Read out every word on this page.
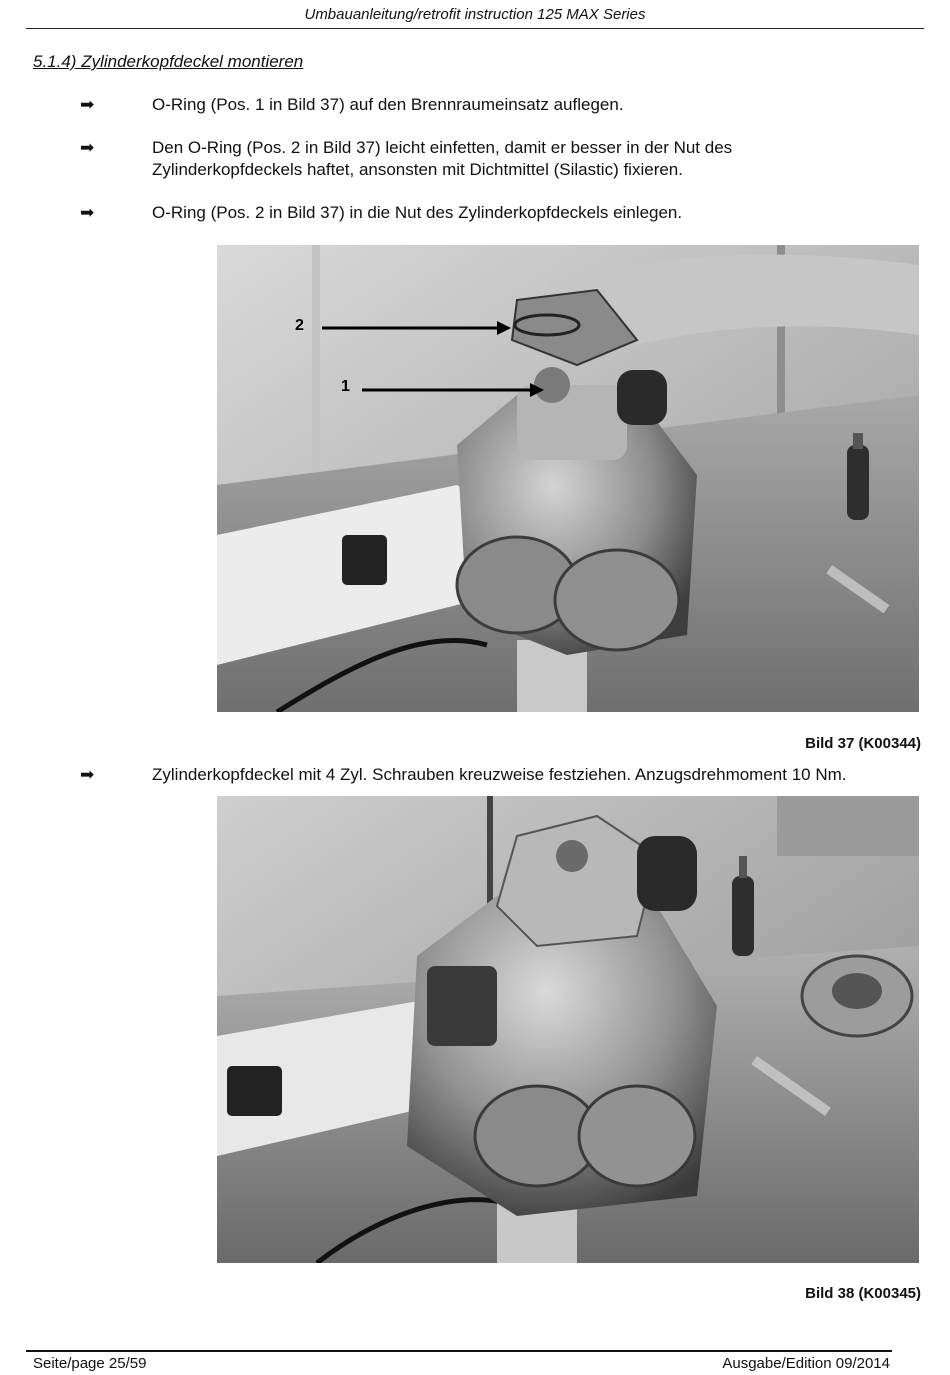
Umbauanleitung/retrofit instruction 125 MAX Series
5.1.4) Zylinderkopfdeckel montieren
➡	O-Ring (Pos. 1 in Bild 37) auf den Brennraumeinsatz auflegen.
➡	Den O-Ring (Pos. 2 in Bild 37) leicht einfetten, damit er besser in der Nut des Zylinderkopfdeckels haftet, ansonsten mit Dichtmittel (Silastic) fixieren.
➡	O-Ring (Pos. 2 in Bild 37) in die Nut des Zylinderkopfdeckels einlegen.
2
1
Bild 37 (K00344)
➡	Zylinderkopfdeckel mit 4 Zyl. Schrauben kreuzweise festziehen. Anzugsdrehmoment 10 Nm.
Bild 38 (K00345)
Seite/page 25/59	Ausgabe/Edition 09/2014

• • •

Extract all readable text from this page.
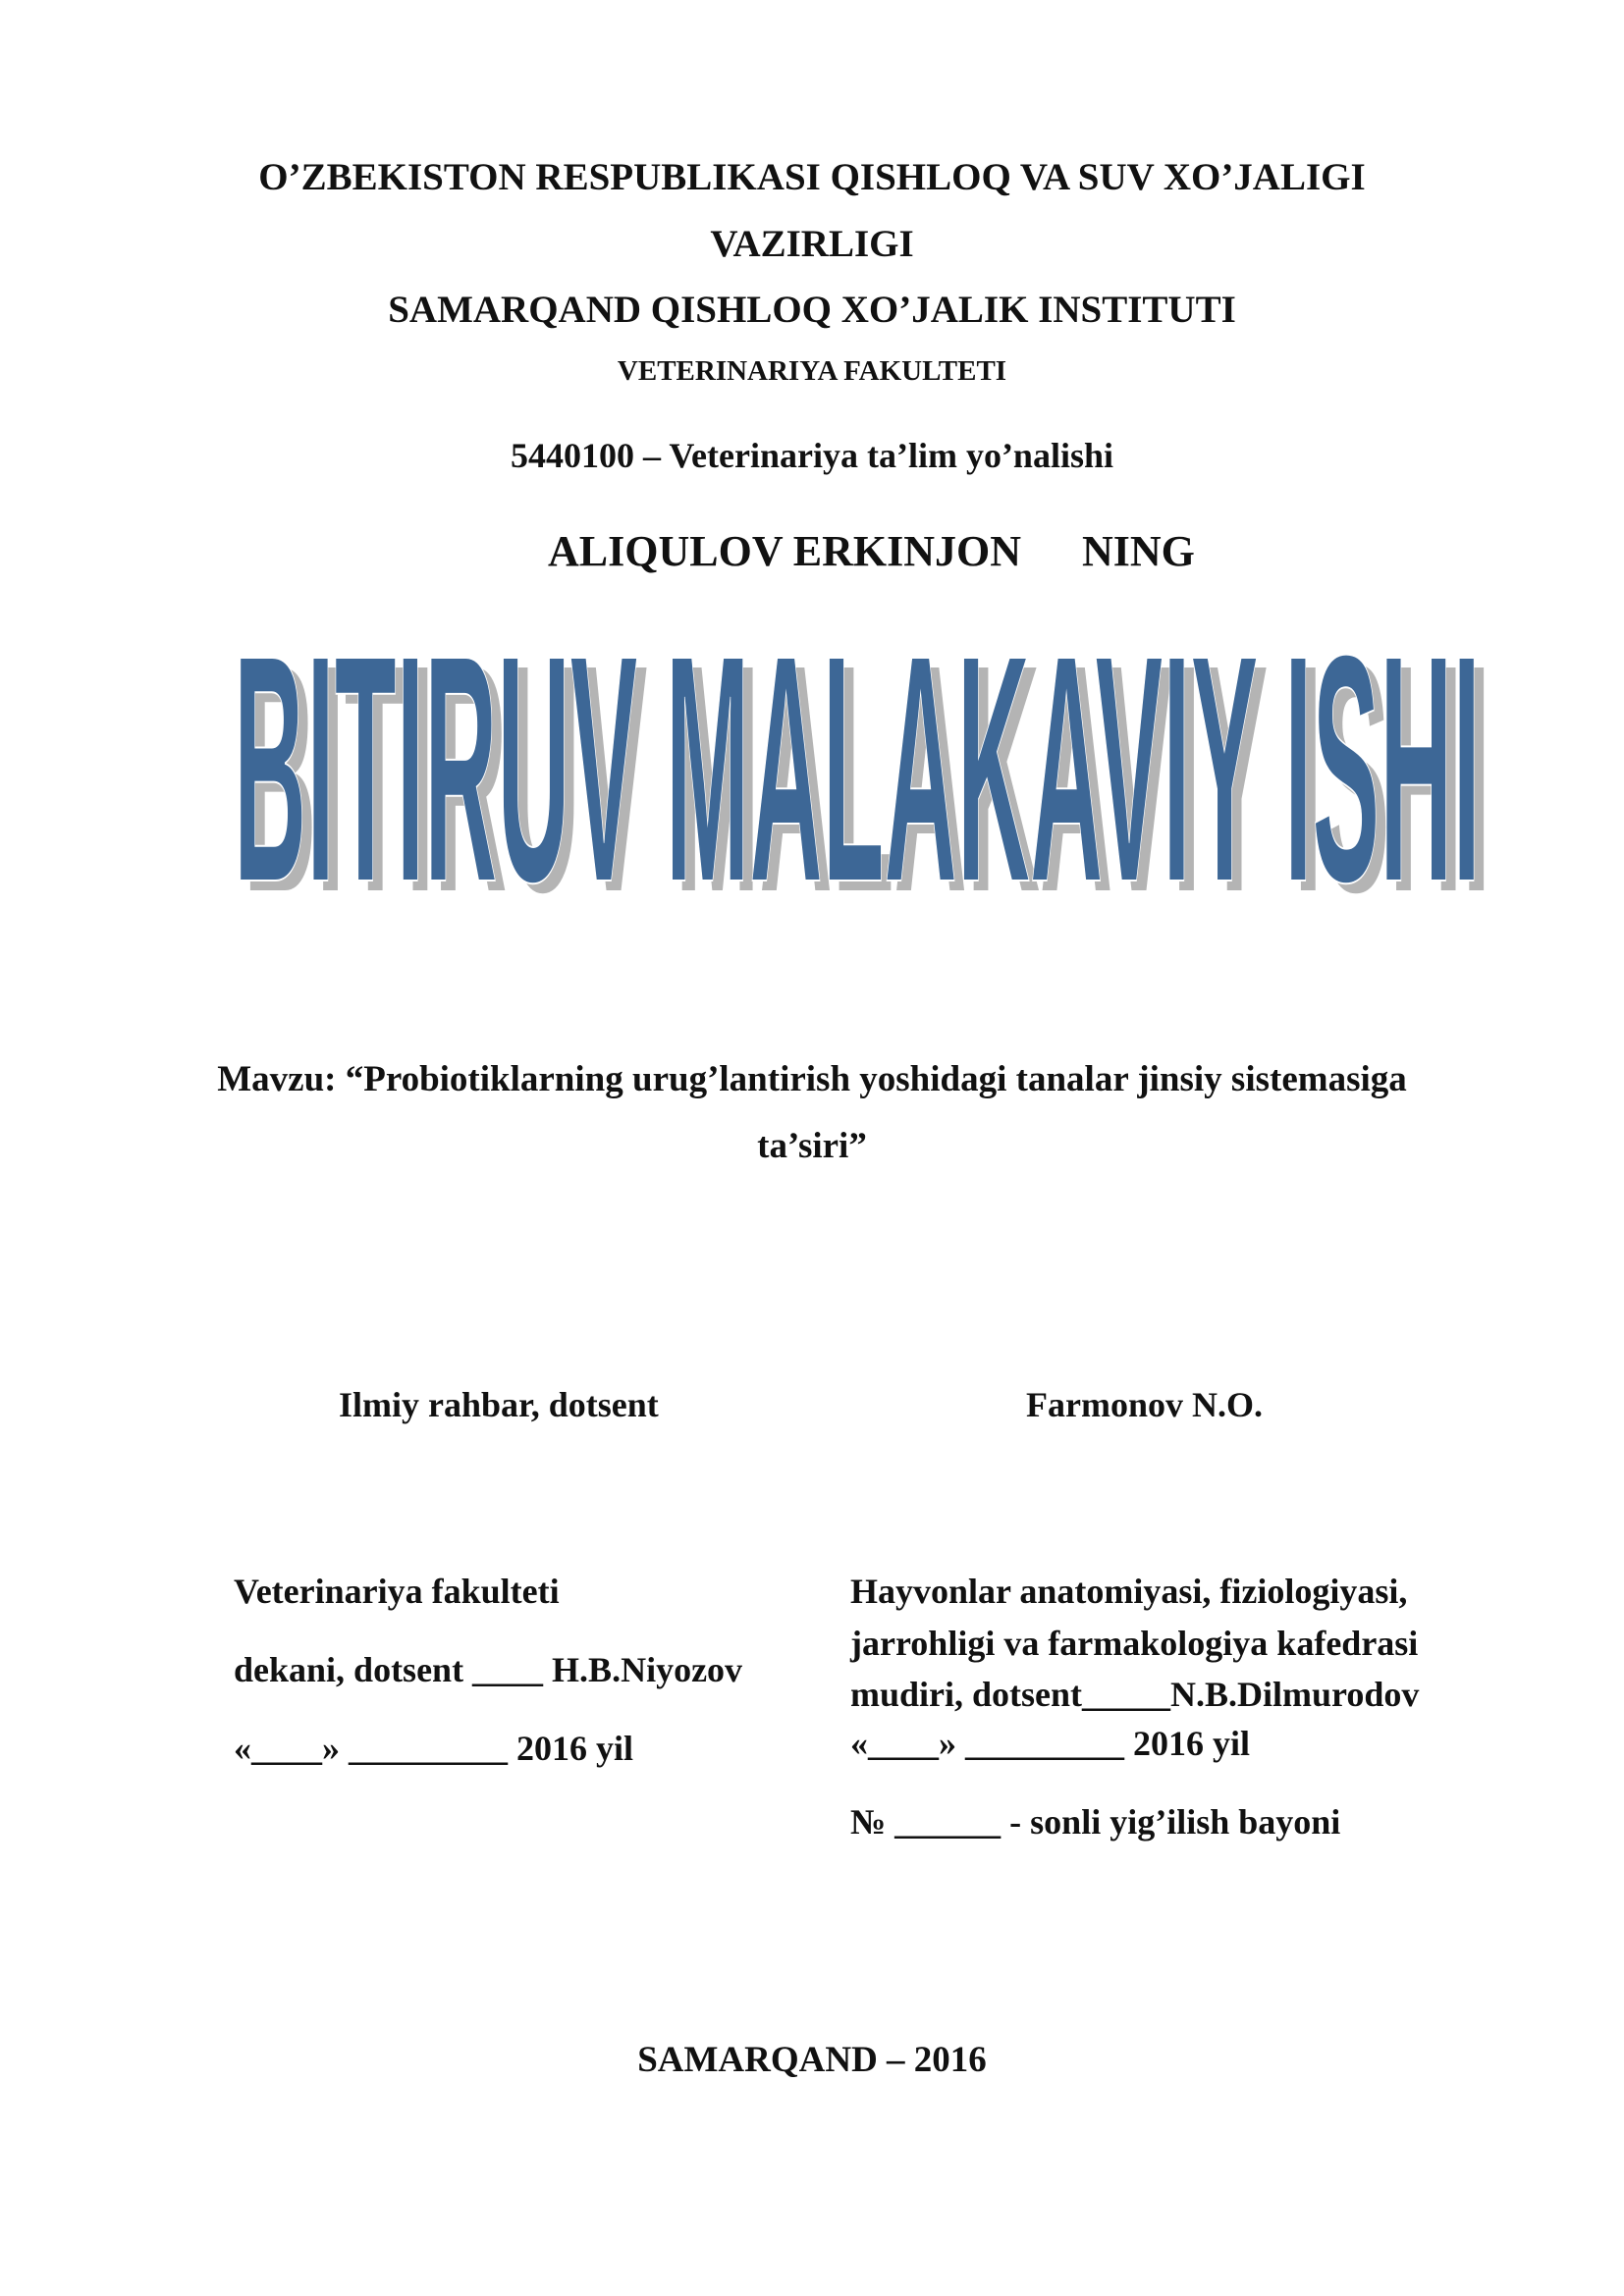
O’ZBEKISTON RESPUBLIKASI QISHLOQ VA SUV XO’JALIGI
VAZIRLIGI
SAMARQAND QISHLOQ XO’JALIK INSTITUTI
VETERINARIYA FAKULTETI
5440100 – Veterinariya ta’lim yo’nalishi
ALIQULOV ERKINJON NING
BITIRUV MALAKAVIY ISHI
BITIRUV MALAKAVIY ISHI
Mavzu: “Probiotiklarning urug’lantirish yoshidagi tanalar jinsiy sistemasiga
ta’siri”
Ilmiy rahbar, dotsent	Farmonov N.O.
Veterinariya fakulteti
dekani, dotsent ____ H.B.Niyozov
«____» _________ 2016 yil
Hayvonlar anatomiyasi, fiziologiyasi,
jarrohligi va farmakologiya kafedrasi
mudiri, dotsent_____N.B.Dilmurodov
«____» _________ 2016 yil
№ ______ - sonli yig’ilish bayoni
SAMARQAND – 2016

• • •

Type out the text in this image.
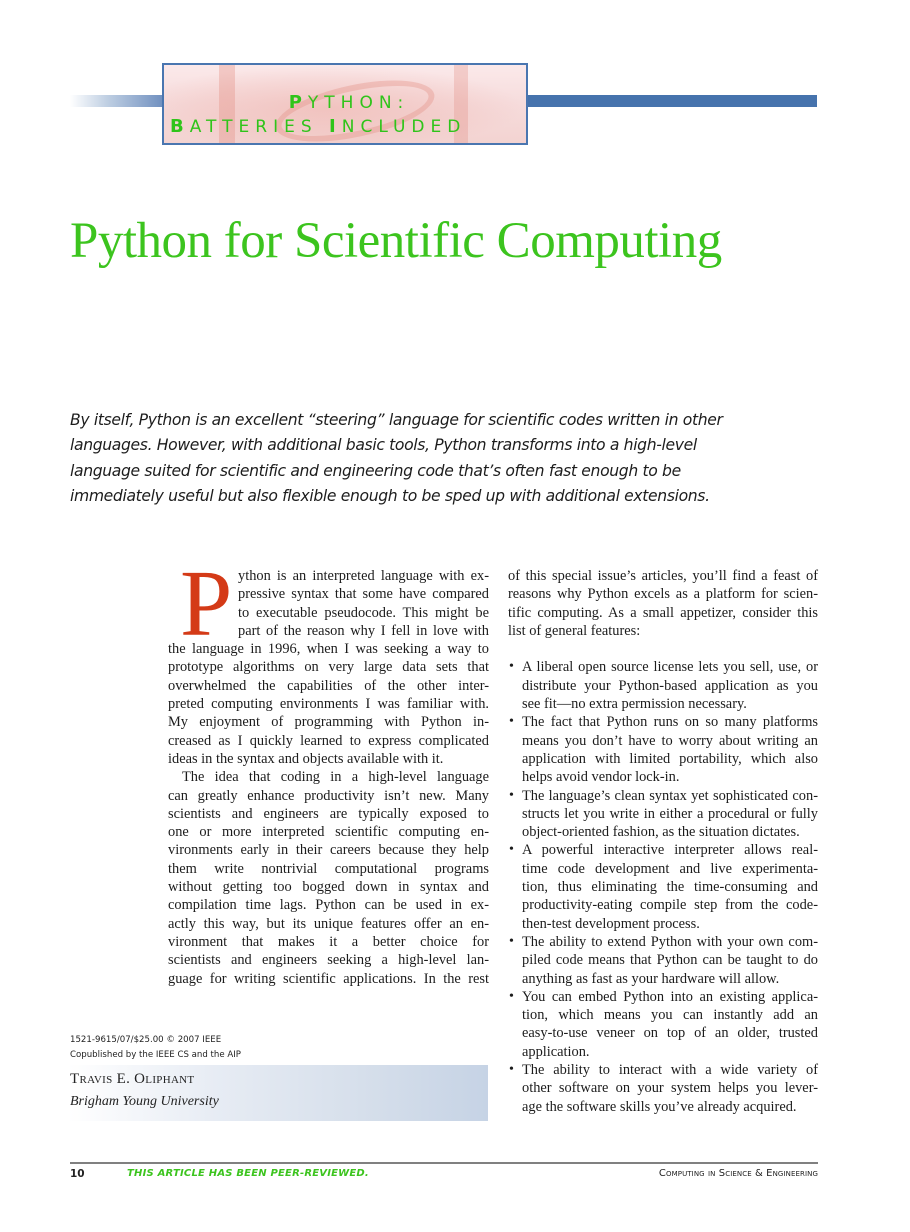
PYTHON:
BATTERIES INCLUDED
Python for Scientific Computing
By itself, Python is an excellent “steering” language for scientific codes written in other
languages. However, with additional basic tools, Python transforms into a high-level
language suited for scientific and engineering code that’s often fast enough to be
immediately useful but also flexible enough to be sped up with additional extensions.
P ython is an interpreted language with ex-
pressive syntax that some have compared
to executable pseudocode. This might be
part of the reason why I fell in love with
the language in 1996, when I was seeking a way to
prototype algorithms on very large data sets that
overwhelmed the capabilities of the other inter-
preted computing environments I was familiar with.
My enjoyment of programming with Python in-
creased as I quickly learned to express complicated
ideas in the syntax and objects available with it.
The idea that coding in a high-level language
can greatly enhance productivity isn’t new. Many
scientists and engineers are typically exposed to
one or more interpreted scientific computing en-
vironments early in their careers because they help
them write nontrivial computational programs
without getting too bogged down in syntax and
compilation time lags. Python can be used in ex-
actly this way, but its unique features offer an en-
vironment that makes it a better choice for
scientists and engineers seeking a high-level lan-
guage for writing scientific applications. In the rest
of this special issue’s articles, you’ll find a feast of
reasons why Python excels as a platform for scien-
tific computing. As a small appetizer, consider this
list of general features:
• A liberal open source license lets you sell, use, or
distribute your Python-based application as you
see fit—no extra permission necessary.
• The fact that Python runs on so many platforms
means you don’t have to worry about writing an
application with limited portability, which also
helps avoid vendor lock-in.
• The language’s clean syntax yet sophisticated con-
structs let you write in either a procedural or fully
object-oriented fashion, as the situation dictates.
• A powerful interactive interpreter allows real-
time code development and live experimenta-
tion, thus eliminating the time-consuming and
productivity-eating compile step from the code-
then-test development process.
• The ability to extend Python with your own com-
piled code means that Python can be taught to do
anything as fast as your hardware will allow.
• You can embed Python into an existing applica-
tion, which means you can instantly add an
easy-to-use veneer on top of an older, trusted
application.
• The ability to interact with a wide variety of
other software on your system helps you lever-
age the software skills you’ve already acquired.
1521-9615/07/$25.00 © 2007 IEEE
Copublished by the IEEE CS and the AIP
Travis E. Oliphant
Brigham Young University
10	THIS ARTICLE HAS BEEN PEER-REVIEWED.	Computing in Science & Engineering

• • •

# Task
Give the count of lines holding the word "additional", with no other words.

# Solution to this problem
2